Work required: Write out the data below word for word, from the line containing "Segment this phone" to the line containing "button[interactable]: Blum: [130, 122, 143, 129]", including both of those lines. Leave the picture out.

Given data:
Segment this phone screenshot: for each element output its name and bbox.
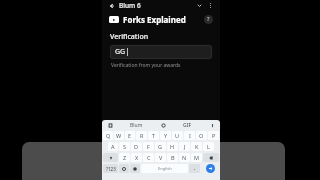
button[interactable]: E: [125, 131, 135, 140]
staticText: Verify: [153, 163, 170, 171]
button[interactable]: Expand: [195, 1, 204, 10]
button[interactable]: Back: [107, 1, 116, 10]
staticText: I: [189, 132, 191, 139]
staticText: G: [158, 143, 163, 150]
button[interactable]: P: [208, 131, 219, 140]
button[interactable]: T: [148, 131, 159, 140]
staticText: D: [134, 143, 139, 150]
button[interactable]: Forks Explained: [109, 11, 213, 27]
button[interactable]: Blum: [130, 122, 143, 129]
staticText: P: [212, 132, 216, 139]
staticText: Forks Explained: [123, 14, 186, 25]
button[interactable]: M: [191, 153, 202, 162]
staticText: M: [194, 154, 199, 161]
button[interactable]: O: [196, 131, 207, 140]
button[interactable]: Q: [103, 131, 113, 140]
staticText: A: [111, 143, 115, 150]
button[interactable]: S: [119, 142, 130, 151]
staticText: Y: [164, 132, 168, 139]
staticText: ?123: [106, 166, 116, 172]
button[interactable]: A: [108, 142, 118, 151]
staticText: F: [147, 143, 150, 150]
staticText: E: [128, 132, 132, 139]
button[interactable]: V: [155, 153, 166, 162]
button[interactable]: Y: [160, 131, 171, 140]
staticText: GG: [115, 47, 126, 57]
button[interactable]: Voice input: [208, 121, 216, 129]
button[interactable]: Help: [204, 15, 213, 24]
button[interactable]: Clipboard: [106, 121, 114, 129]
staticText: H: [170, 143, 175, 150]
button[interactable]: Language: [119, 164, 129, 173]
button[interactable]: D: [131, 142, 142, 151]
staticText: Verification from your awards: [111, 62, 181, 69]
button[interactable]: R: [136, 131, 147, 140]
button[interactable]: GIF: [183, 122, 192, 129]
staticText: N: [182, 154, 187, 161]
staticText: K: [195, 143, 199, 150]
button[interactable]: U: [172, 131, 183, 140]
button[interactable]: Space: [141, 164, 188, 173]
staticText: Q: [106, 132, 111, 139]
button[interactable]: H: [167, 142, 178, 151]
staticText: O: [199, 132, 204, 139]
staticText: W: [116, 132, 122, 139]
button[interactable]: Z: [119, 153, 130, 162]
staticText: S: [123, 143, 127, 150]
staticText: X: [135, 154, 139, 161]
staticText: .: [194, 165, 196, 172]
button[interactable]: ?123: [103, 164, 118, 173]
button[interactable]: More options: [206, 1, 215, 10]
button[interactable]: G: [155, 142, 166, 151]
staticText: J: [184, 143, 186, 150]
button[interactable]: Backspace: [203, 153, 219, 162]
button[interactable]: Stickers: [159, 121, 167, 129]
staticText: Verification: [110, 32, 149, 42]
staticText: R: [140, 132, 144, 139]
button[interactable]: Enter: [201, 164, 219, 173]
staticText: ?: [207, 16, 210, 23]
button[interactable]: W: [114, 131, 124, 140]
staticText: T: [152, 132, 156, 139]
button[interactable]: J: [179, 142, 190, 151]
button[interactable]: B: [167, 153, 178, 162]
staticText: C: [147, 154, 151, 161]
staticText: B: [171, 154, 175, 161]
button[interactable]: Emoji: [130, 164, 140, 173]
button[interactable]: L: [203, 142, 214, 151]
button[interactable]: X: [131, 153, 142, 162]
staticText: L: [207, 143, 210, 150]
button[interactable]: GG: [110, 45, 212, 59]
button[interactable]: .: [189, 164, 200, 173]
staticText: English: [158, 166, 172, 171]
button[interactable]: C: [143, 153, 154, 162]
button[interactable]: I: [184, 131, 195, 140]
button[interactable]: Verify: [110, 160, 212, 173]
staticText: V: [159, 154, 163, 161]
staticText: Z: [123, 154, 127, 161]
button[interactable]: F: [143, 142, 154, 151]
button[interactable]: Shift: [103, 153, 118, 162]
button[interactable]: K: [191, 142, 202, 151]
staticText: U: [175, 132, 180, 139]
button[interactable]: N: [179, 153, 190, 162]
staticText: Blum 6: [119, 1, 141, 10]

...

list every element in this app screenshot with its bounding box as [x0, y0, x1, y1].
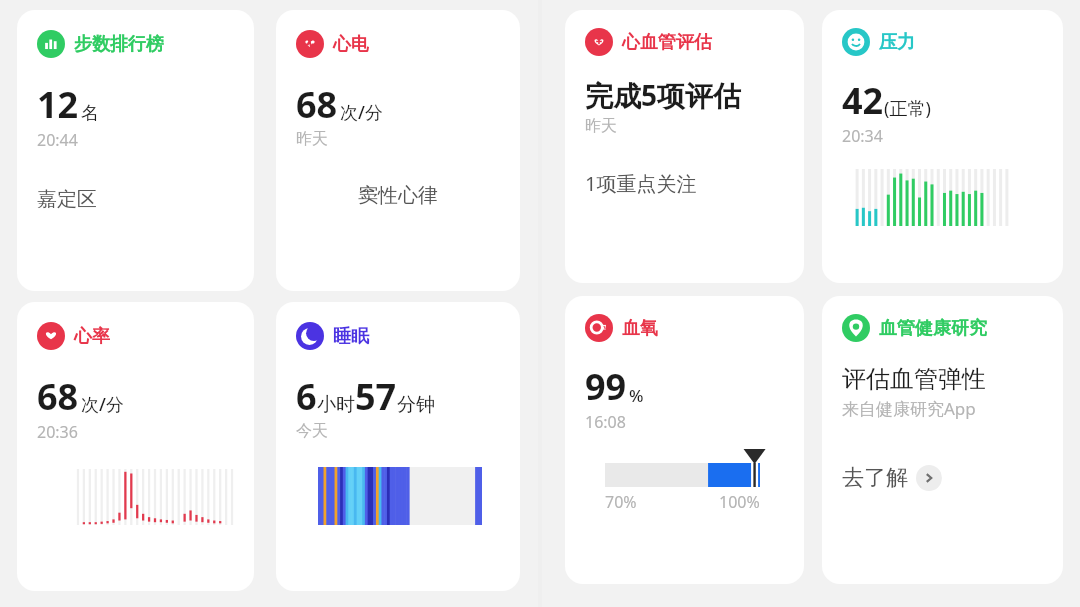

Complete answer:
Segment this phone screenshot: for each element output its name and bbox.
button[interactable]: E: [125, 131, 135, 140]
staticText: Verify: [153, 163, 170, 171]
button[interactable]: Expand: [195, 1, 204, 10]
button[interactable]: Back: [107, 1, 116, 10]
staticText: I: [189, 132, 191, 139]
staticText: G: [158, 143, 163, 150]
button[interactable]: P: [208, 131, 219, 140]
button[interactable]: T: [148, 131, 159, 140]
staticText: D: [134, 143, 139, 150]
button[interactable]: Forks Explained: [109, 11, 213, 27]
button[interactable]: Blum: [130, 122, 143, 129]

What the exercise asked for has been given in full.